> _Problem requirements_
Transcribe the records below exactly.

> _Raw records_

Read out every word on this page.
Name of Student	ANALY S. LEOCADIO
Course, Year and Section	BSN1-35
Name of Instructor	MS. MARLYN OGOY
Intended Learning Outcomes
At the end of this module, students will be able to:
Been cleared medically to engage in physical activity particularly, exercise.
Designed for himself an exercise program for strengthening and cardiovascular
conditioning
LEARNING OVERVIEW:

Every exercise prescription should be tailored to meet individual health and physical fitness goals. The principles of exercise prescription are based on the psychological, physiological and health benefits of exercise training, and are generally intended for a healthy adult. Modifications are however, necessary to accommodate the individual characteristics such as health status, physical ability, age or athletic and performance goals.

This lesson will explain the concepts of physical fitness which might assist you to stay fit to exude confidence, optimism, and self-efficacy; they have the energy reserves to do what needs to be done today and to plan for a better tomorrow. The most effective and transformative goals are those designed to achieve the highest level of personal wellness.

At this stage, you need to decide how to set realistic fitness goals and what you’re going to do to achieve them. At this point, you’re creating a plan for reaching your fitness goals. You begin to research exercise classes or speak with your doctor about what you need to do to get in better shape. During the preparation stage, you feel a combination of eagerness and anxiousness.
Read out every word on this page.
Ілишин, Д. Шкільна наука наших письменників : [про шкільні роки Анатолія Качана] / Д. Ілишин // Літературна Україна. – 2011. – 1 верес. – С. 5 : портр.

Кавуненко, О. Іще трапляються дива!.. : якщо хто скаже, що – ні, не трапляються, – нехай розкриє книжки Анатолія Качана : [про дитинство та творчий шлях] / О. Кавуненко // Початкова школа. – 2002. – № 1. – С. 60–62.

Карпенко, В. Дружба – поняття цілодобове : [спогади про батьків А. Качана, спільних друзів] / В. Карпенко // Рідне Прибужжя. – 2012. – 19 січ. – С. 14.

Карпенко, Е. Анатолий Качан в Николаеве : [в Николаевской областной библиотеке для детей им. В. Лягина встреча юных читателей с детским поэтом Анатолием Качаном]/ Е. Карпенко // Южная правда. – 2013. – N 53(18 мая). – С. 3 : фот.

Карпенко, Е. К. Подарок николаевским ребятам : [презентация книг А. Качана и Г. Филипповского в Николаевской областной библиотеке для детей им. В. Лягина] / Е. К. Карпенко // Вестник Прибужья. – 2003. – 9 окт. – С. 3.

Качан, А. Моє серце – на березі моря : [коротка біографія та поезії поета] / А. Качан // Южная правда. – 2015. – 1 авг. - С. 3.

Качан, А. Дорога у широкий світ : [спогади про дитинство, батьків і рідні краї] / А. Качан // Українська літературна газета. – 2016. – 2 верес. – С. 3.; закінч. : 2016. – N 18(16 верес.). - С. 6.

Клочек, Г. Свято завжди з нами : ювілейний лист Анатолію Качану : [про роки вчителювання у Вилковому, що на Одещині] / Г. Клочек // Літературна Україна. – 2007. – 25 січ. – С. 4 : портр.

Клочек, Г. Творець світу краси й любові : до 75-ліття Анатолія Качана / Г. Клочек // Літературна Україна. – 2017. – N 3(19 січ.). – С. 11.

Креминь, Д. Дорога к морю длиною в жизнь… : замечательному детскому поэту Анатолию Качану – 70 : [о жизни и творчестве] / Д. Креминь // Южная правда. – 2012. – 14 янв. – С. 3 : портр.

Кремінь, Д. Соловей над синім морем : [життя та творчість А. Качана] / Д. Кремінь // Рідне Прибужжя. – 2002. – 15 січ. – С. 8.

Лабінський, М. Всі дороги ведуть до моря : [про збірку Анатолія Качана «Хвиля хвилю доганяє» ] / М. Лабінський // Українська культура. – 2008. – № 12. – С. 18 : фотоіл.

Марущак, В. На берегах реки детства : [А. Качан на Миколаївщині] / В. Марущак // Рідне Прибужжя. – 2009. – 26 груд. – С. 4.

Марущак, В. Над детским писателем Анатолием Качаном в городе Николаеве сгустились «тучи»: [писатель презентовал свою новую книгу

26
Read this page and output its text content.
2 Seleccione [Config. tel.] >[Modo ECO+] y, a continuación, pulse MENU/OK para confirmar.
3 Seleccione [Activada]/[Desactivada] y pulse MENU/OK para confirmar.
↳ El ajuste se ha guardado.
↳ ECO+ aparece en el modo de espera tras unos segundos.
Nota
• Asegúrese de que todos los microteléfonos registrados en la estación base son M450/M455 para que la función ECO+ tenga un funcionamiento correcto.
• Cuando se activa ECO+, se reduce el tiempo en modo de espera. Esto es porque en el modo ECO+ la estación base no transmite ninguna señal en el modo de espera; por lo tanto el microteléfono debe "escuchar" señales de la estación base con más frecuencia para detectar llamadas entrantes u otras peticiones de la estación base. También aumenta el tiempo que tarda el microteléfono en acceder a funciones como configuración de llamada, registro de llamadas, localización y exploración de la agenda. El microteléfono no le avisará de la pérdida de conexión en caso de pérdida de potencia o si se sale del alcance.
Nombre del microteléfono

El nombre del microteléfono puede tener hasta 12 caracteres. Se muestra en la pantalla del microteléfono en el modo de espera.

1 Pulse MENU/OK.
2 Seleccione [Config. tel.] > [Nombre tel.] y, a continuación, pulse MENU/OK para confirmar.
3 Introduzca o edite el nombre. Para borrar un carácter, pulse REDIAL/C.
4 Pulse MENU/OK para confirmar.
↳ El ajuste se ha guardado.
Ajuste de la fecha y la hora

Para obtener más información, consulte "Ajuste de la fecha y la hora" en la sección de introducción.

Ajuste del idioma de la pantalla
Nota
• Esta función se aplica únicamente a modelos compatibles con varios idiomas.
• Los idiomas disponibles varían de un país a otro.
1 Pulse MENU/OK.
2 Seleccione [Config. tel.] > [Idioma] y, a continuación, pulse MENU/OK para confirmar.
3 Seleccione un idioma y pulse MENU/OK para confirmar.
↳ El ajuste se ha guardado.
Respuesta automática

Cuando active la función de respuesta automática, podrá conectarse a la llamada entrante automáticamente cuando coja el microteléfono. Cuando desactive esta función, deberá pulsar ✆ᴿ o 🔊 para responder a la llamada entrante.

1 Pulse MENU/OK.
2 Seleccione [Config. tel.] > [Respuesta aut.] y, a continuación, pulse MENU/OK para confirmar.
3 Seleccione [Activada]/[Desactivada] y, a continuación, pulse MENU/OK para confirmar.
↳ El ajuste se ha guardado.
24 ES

> _Output_
Read out every word on this page.
Name of Student	ANALY S. LEOCADIO
Course, Year and Section	BSN1-35
Name of Instructor	MS. MARLYN OGOY
Intended Learning Outcomes
At the end of this module, students will be able to:
Been cleared medically to engage in physical activity particularly, exercise.
Designed for himself an exercise program for strengthening and cardiovascular
conditioning
LEARNING OVERVIEW:

Every exercise prescription should be tailored to meet individual health and physical fitness goals. The principles of exercise prescription are based on the psychological, physiological and health benefits of exercise training, and are generally intended for a healthy adult. Modifications are however, necessary to accommodate the individual characteristics such as health status, physical ability, age or athletic and performance goals.

This lesson will explain the concepts of physical fitness which might assist you to stay fit to exude confidence, optimism, and self-efficacy; they have the energy reserves to do what needs to be done today and to plan for a better tomorrow. The most effective and transformative goals are those designed to achieve the highest level of personal wellness.

At this stage, you need to decide how to set realistic fitness goals and what you’re going to do to achieve them. At this point, you’re creating a plan for reaching your fitness goals. You begin to research exercise classes or speak with your doctor about what you need to do to get in better shape. During the preparation stage, you feel a combination of eagerness and anxiousness.
Read out every word on this page.
Ілишин, Д. Шкільна наука наших письменників : [про шкільні роки Анатолія Качана] / Д. Ілишин // Літературна Україна. – 2011. – 1 верес. – С. 5 : портр.

Кавуненко, О. Іще трапляються дива!.. : якщо хто скаже, що – ні, не трапляються, – нехай розкриє книжки Анатолія Качана : [про дитинство та творчий шлях] / О. Кавуненко // Початкова школа. – 2002. – № 1. – С. 60–62.

Карпенко, В. Дружба – поняття цілодобове : [спогади про батьків А. Качана, спільних друзів] / В. Карпенко // Рідне Прибужжя. – 2012. – 19 січ. – С. 14.

Карпенко, Е. Анатолий Качан в Николаеве : [в Николаевской областной библиотеке для детей им. В. Лягина встреча юных читателей с детским поэтом Анатолием Качаном]/ Е. Карпенко // Южная правда. – 2013. – N 53(18 мая). – С. 3 : фот.

Карпенко, Е. К. Подарок николаевским ребятам : [презентация книг А. Качана и Г. Филипповского в Николаевской областной библиотеке для детей им. В. Лягина] / Е. К. Карпенко // Вестник Прибужья. – 2003. – 9 окт. – С. 3.

Качан, А. Моє серце – на березі моря : [коротка біографія та поезії поета] / А. Качан // Южная правда. – 2015. – 1 авг. - С. 3.

Качан, А. Дорога у широкий світ : [спогади про дитинство, батьків і рідні краї] / А. Качан // Українська літературна газета. – 2016. – 2 верес. – С. 3.; закінч. : 2016. – N 18(16 верес.). - С. 6.

Клочек, Г. Свято завжди з нами : ювілейний лист Анатолію Качану : [про роки вчителювання у Вилковому, що на Одещині] / Г. Клочек // Літературна Україна. – 2007. – 25 січ. – С. 4 : портр.

Клочек, Г. Творець світу краси й любові : до 75-ліття Анатолія Качана / Г. Клочек // Літературна Україна. – 2017. – N 3(19 січ.). – С. 11.

Креминь, Д. Дорога к морю длиною в жизнь… : замечательному детскому поэту Анатолию Качану – 70 : [о жизни и творчестве] / Д. Креминь // Южная правда. – 2012. – 14 янв. – С. 3 : портр.

Кремінь, Д. Соловей над синім морем : [життя та творчість А. Качана] / Д. Кремінь // Рідне Прибужжя. – 2002. – 15 січ. – С. 8.

Лабінський, М. Всі дороги ведуть до моря : [про збірку Анатолія Качана «Хвиля хвилю доганяє» ] / М. Лабінський // Українська культура. – 2008. – № 12. – С. 18 : фотоіл.

Марущак, В. На берегах реки детства : [А. Качан на Миколаївщині] / В. Марущак // Рідне Прибужжя. – 2009. – 26 груд. – С. 4.

Марущак, В. Над детским писателем Анатолием Качаном в городе Николаеве сгустились «тучи»: [писатель презентовал свою новую книгу

26
Read this page and output its text content.
2 Seleccione [Config. tel.] >[Modo ECO+] y, a continuación, pulse MENU/OK para confirmar.
3 Seleccione [Activada]/[Desactivada] y pulse MENU/OK para confirmar.
↳ El ajuste se ha guardado.
↳ ECO+ aparece en el modo de espera tras unos segundos.
Nota
• Asegúrese de que todos los microteléfonos registrados en la estación base son M450/M455 para que la función ECO+ tenga un funcionamiento correcto.
• Cuando se activa ECO+, se reduce el tiempo en modo de espera. Esto es porque en el modo ECO+ la estación base no transmite ninguna señal en el modo de espera; por lo tanto el microteléfono debe "escuchar" señales de la estación base con más frecuencia para detectar llamadas entrantes u otras peticiones de la estación base. También aumenta el tiempo que tarda el microteléfono en acceder a funciones como configuración de llamada, registro de llamadas, localización y exploración de la agenda. El microteléfono no le avisará de la pérdida de conexión en caso de pérdida de potencia o si se sale del alcance.
Nombre del microteléfono

El nombre del microteléfono puede tener hasta 12 caracteres. Se muestra en la pantalla del microteléfono en el modo de espera.

1 Pulse MENU/OK.
2 Seleccione [Config. tel.] > [Nombre tel.] y, a continuación, pulse MENU/OK para confirmar.
3 Introduzca o edite el nombre. Para borrar un carácter, pulse REDIAL/C.
4 Pulse MENU/OK para confirmar.
↳ El ajuste se ha guardado.
Ajuste de la fecha y la hora

Para obtener más información, consulte "Ajuste de la fecha y la hora" en la sección de introducción.

Ajuste del idioma de la pantalla
Nota
• Esta función se aplica únicamente a modelos compatibles con varios idiomas.
• Los idiomas disponibles varían de un país a otro.
1 Pulse MENU/OK.
2 Seleccione [Config. tel.] > [Idioma] y, a continuación, pulse MENU/OK para confirmar.
3 Seleccione un idioma y pulse MENU/OK para confirmar.
↳ El ajuste se ha guardado.
Respuesta automática

Cuando active la función de respuesta automática, podrá conectarse a la llamada entrante automáticamente cuando coja el microteléfono. Cuando desactive esta función, deberá pulsar ✆ᴿ o 🔊 para responder a la llamada entrante.

1 Pulse MENU/OK.
2 Seleccione [Config. tel.] > [Respuesta aut.] y, a continuación, pulse MENU/OK para confirmar.
3 Seleccione [Activada]/[Desactivada] y, a continuación, pulse MENU/OK para confirmar.
↳ El ajuste se ha guardado.
24 ES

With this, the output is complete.